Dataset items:
--------------------
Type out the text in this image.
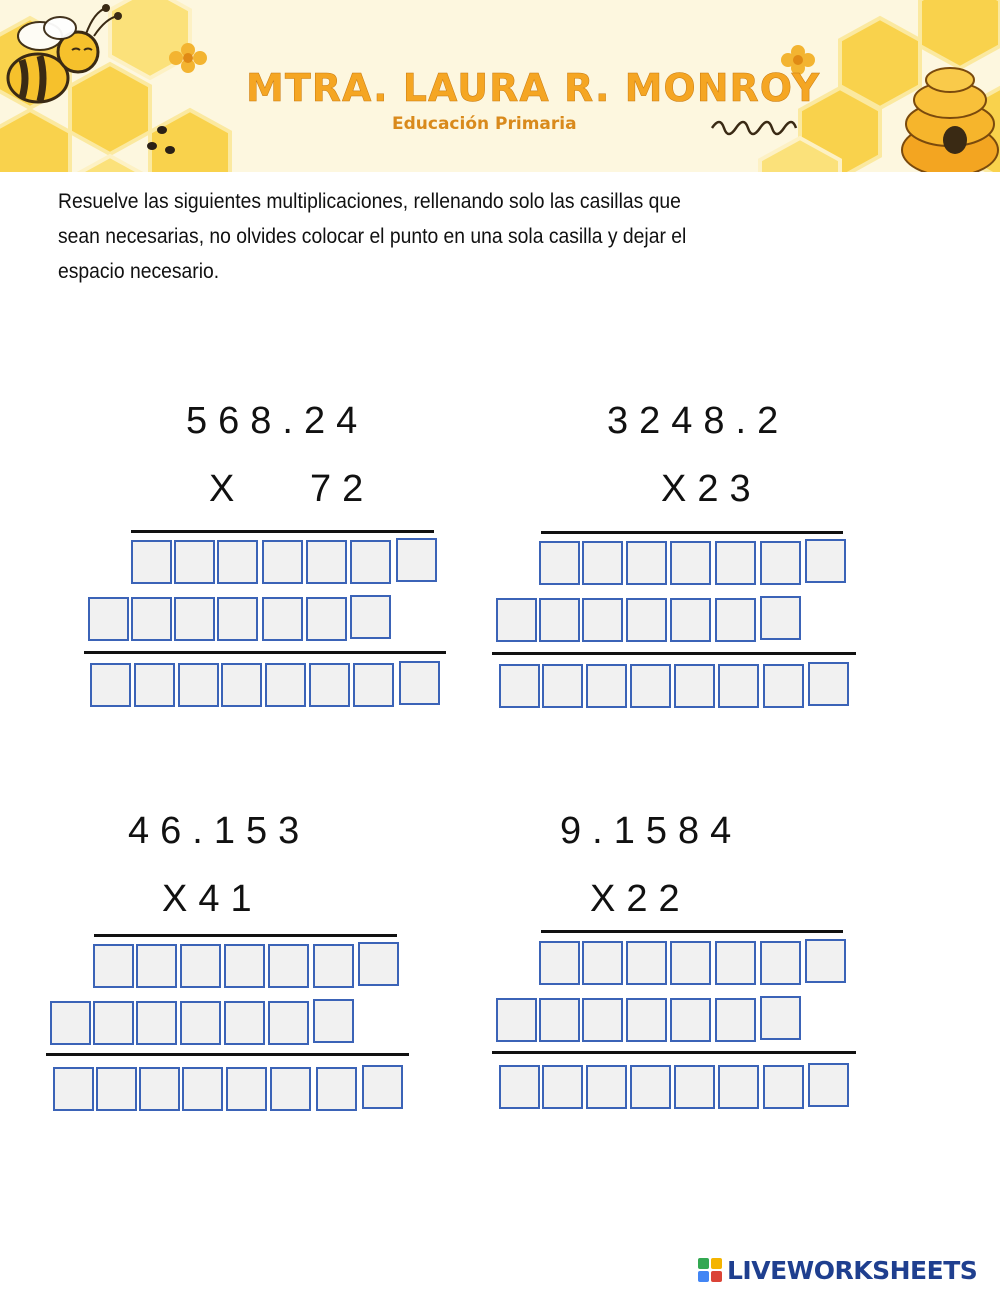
MTRA. LAURA R. MONROY
Educación Primaria
Resuelve las siguientes multiplicaciones, rellenando solo las casillas que
sean necesarias, no olvides colocar el punto en una sola casilla y dejar el
espacio necesario.
568.24
X   72
3248.2
X23
46.153
X41
9.1584
X22
LIVEWORKSHEETS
--------------------
# [Problem statement]
Quote every record above exactly, leaving out any pictures.

# [The output]
Type out the text in this image.
MTRA. LAURA R. MONROY
Educación Primaria
Resuelve las siguientes multiplicaciones, rellenando solo las casillas que
sean necesarias, no olvides colocar el punto en una sola casilla y dejar el
espacio necesario.
568.24
X   72
3248.2
X23
46.153
X41
9.1584
X22
LIVEWORKSHEETS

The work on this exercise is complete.